Work to do:
Copy each line that has the string "Diagrama" somewhere in it.

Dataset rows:
-----

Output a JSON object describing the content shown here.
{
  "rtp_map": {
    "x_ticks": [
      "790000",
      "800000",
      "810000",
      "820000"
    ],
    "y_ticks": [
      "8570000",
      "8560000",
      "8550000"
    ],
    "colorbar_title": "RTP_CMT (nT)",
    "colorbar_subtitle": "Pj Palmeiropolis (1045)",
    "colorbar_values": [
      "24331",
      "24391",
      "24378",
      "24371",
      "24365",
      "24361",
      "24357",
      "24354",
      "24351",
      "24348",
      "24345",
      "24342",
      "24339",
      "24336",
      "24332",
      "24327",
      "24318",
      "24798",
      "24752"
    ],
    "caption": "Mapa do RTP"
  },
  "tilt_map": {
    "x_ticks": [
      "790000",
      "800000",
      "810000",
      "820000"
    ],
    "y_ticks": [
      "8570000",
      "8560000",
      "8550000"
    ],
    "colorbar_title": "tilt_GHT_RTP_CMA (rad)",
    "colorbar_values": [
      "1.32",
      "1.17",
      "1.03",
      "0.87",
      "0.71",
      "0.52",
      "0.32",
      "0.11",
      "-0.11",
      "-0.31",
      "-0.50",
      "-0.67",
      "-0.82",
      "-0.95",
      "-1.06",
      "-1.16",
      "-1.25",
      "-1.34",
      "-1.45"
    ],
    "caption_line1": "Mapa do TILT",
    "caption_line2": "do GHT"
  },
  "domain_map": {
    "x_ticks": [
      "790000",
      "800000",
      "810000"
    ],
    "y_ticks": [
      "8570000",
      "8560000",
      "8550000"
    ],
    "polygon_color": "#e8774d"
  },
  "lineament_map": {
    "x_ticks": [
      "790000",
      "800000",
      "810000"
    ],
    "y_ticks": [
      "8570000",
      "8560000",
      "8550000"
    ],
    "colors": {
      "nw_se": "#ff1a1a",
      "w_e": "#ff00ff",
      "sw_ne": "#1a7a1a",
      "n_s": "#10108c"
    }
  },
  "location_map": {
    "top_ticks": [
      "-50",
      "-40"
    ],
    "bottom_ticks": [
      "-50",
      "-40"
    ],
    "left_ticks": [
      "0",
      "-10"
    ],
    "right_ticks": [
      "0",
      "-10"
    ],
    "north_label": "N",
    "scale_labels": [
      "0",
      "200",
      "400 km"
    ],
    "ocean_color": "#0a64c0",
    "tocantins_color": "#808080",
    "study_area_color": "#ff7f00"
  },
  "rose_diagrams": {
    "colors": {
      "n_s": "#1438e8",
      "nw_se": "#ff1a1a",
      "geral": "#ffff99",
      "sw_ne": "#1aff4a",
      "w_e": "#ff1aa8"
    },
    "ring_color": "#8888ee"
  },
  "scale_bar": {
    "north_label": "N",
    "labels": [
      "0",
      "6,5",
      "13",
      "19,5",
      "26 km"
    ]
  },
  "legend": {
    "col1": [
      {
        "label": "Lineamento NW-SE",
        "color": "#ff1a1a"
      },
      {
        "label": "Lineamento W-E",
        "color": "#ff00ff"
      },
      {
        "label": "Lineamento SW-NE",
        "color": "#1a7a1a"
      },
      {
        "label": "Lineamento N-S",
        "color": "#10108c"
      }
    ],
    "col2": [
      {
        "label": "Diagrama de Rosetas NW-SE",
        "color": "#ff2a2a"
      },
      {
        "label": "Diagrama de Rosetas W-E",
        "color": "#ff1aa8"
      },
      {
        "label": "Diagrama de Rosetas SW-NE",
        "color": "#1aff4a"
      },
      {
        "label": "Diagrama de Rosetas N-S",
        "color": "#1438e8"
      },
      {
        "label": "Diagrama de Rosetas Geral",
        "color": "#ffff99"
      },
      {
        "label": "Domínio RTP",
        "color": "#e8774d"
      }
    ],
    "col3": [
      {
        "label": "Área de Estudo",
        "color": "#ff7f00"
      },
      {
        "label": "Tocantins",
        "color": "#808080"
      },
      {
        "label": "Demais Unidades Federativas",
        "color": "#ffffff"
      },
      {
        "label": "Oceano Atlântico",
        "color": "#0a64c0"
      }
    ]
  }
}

-----

The solution:
        "label": "Diagrama de Rosetas NW-SE",
        "label": "Diagrama de Rosetas W-E",
        "label": "Diagrama de Rosetas SW-NE",
        "label": "Diagrama de Rosetas N-S",
        "label": "Diagrama de Rosetas Geral",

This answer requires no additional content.